_Exercise:_ Can you present the records from the line with "candle <box>569 266 577 273</box>" up to and including the line with "candle <box>959 275 967 290</box>" as a Markdown table, with a Row column that numbers each line and an Entry column that holds the line itself? Leave out any blank lines and include nothing outside that span.

** start Information provided **

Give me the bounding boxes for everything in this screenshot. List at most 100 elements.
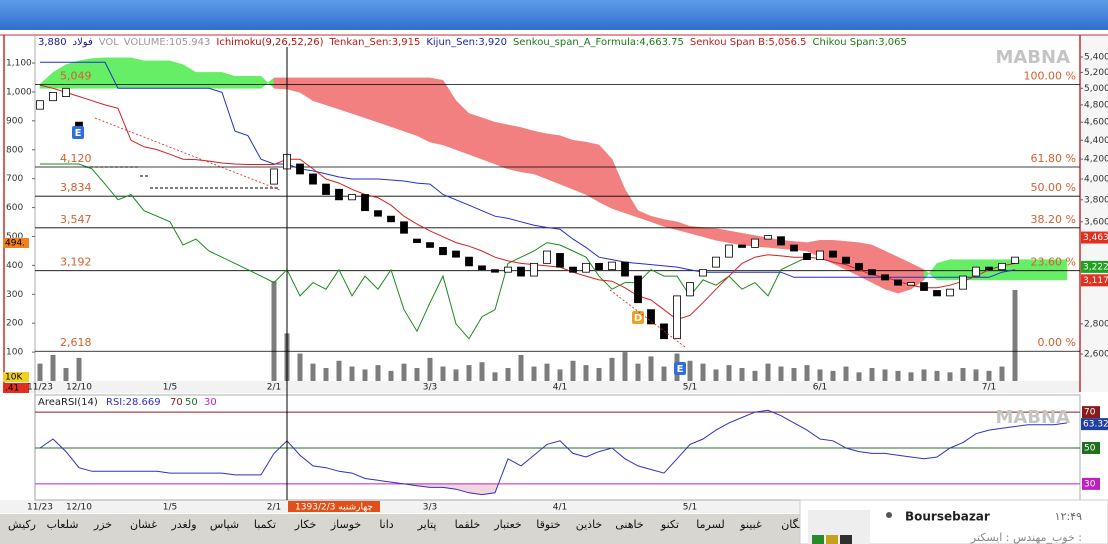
candle <box>569 266 577 273</box>
volume-bar <box>999 366 1005 381</box>
candle <box>374 210 382 217</box>
volume-bar <box>466 365 472 381</box>
volume-bar <box>505 367 511 381</box>
volume-bar <box>570 360 576 381</box>
fib-percent: 23.60 % <box>1031 256 1076 269</box>
symbol-tab[interactable]: خوساز <box>330 518 361 531</box>
candle <box>959 275 967 290</box>
x-tick-label: 7/1 <box>982 383 996 393</box>
x-tick-label: 12/10 <box>66 383 92 393</box>
trend-dash <box>94 117 281 191</box>
symbol-tab[interactable]: خاذین <box>576 518 603 531</box>
symbol-tab[interactable]: خزر <box>93 518 112 531</box>
cloud-segment <box>208 72 223 89</box>
cloud-segment <box>533 130 548 180</box>
volume-bar <box>973 369 979 381</box>
volume-bar <box>843 366 849 381</box>
y2-tick-label: 900 <box>6 116 23 126</box>
candle <box>920 282 928 291</box>
candle <box>712 256 720 268</box>
volume-bar <box>362 369 368 381</box>
cloud-segment <box>728 230 743 246</box>
volume-bar <box>765 363 771 381</box>
volume-bar <box>492 372 498 381</box>
halt-dash <box>85 166 280 189</box>
cloud-segment <box>429 77 444 146</box>
volume-bar <box>700 363 706 381</box>
cloud-segment <box>481 117 496 165</box>
fib-percent: 50.00 % <box>1031 181 1076 194</box>
rsi-title: AreaRSI(14) <box>38 397 98 408</box>
symbol-tab[interactable]: غشان <box>130 518 157 531</box>
y2-tick-label: 1,100 <box>6 59 32 69</box>
main-plot <box>35 57 1080 381</box>
cloud-segment <box>234 76 249 89</box>
volume-bar <box>596 367 602 381</box>
symbol-tab[interactable]: لسرما <box>696 518 724 531</box>
candle <box>543 250 551 264</box>
thumb-block <box>812 535 824 544</box>
volume-bar <box>895 370 901 381</box>
date-tag-label: 1393/2/3 چهارشنبه <box>295 503 373 513</box>
volume-bar <box>388 370 394 381</box>
symbol-tab[interactable]: ختوقا <box>536 518 560 531</box>
y2-tick-label: 400 <box>6 261 23 271</box>
symbol-tab[interactable]: پتایر <box>417 518 437 531</box>
symbol-tab[interactable]: تکمبا <box>254 518 276 531</box>
candle <box>764 235 772 240</box>
candle <box>465 256 473 267</box>
volume-bar <box>947 372 953 381</box>
candle <box>361 194 369 212</box>
header-item: Tenkan_Sen:3,915 <box>329 37 421 48</box>
cloud-segment <box>715 228 730 243</box>
volume-bar <box>960 367 966 381</box>
candle <box>1011 256 1019 264</box>
symbol-tab[interactable]: رکیش <box>8 518 36 531</box>
x-tick-label: 2/1 <box>267 383 281 393</box>
candle <box>881 274 889 281</box>
symbol-tab[interactable]: تکنو <box>660 518 679 531</box>
fib-price: 3,192 <box>60 256 92 269</box>
header-item: 3,880 <box>38 37 67 48</box>
candle <box>803 253 811 261</box>
tabs: رکیش شلعاب خزر غشان ولغدر شپاس تکمبا خکار خوساز د… <box>8 518 802 531</box>
price-tag <box>1081 260 1108 273</box>
volume-bar <box>804 365 810 381</box>
y-tick-label: 3,600 <box>1084 217 1108 227</box>
cloud-segment <box>351 77 366 119</box>
candle <box>868 269 876 276</box>
candle <box>400 221 408 234</box>
rsi-current-label: 63.32 <box>1083 420 1108 430</box>
candle <box>309 173 317 185</box>
candle <box>907 282 915 286</box>
rsi-tick-box <box>1082 477 1100 490</box>
cloud-segment <box>884 250 899 294</box>
candle <box>855 262 863 271</box>
symbol-tab[interactable]: غبینو <box>739 518 762 531</box>
header-item: Chikou Span:3,065 <box>813 37 907 48</box>
chikou-line <box>40 163 808 340</box>
symbol-tab[interactable]: شلعاب <box>47 518 79 531</box>
x-tick-label: 3/3 <box>423 383 437 393</box>
symbol-tab[interactable]: خاهنی <box>615 518 643 531</box>
volume-bar <box>518 354 524 381</box>
symbol-tab[interactable]: ولغدر <box>170 518 196 531</box>
candle <box>335 188 343 201</box>
volume-bar <box>934 370 940 381</box>
symbol-tab[interactable]: نگان <box>781 518 802 531</box>
cloud-segment <box>507 124 522 173</box>
symbol-tab[interactable]: خکار <box>294 518 317 531</box>
price-axis-bg <box>1080 35 1108 392</box>
symbol-tab[interactable]: خلقما <box>455 518 481 531</box>
left-tag-label: .41 <box>5 384 19 394</box>
symbol-tab[interactable]: خعتبار <box>493 518 521 531</box>
symbol-tab[interactable]: دانا <box>379 518 393 531</box>
rsi-x-tick-label: 12/10 <box>66 503 92 513</box>
symbol-tab[interactable]: شپاس <box>210 518 239 531</box>
price-tag-label: 3,117 <box>1083 276 1108 286</box>
thumb-block <box>840 535 852 544</box>
y2-tick-label: 200 <box>6 319 23 329</box>
candle <box>699 269 707 277</box>
volume-bar <box>37 363 43 381</box>
left-tag <box>3 383 29 393</box>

** end Information provided **

_Solution for this task:_
| Row | Entry |
|---|---|
| 1 | candle <box>569 266 577 273</box> |
| 2 | volume-bar <box>999 366 1005 381</box> |
| 3 | candle <box>374 210 382 217</box> |
| 4 | volume-bar <box>466 365 472 381</box> |
| 5 | volume-bar <box>505 367 511 381</box> |
| 6 | volume-bar <box>570 360 576 381</box> |
| 7 | fib-percent: 23.60 % <box>1031 256 1076 269</box> |
| 8 | symbol-tab[interactable]: خوساز <box>330 518 361 531</box> |
| 9 | candle <box>959 275 967 290</box> |